**Task instructions**
Answer with a single number: the count of lines that include the string "Success".

(Figure contents as structured data)

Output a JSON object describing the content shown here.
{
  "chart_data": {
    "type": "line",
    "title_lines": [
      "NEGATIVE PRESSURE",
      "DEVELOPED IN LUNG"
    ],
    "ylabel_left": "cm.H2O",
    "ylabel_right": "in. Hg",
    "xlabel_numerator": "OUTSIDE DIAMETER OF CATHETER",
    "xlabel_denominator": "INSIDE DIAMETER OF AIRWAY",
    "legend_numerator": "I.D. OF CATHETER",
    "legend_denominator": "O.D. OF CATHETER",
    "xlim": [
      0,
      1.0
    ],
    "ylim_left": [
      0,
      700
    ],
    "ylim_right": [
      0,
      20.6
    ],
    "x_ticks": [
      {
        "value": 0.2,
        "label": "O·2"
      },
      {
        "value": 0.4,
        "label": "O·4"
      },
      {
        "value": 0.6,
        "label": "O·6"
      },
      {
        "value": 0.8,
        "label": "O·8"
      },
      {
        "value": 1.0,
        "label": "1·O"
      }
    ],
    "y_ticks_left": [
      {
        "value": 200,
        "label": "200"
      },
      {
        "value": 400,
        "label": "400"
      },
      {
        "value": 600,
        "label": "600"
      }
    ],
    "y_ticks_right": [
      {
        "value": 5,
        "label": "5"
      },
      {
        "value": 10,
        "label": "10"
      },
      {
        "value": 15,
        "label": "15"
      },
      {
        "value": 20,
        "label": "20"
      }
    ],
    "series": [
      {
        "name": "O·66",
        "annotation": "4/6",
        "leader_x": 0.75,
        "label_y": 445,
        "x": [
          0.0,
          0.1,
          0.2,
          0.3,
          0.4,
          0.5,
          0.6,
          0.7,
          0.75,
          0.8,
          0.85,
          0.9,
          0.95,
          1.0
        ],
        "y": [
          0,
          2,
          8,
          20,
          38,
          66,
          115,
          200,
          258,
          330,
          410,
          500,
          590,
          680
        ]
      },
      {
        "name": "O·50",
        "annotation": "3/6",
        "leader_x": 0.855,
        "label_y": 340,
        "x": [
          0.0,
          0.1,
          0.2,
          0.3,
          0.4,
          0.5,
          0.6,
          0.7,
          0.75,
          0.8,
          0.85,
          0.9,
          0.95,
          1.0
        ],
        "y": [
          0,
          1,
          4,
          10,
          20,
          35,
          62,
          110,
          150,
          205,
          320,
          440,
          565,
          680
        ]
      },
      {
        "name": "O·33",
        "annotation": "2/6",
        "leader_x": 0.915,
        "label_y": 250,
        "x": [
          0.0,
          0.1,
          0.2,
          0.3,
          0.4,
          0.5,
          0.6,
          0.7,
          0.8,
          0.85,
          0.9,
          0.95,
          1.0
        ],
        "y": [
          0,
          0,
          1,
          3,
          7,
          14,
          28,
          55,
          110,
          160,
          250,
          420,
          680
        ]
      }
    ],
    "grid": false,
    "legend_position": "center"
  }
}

* * *

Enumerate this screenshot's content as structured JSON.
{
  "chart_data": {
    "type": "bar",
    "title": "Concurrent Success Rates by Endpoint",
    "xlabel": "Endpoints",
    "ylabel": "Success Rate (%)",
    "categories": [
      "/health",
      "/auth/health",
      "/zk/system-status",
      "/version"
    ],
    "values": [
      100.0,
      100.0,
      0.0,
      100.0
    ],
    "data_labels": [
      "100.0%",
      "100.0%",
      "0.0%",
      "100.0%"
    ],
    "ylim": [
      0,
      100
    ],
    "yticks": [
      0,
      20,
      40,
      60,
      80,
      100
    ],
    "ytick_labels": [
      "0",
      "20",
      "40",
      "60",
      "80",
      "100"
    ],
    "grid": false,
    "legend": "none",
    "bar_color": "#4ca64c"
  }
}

**Solution to this problem**
2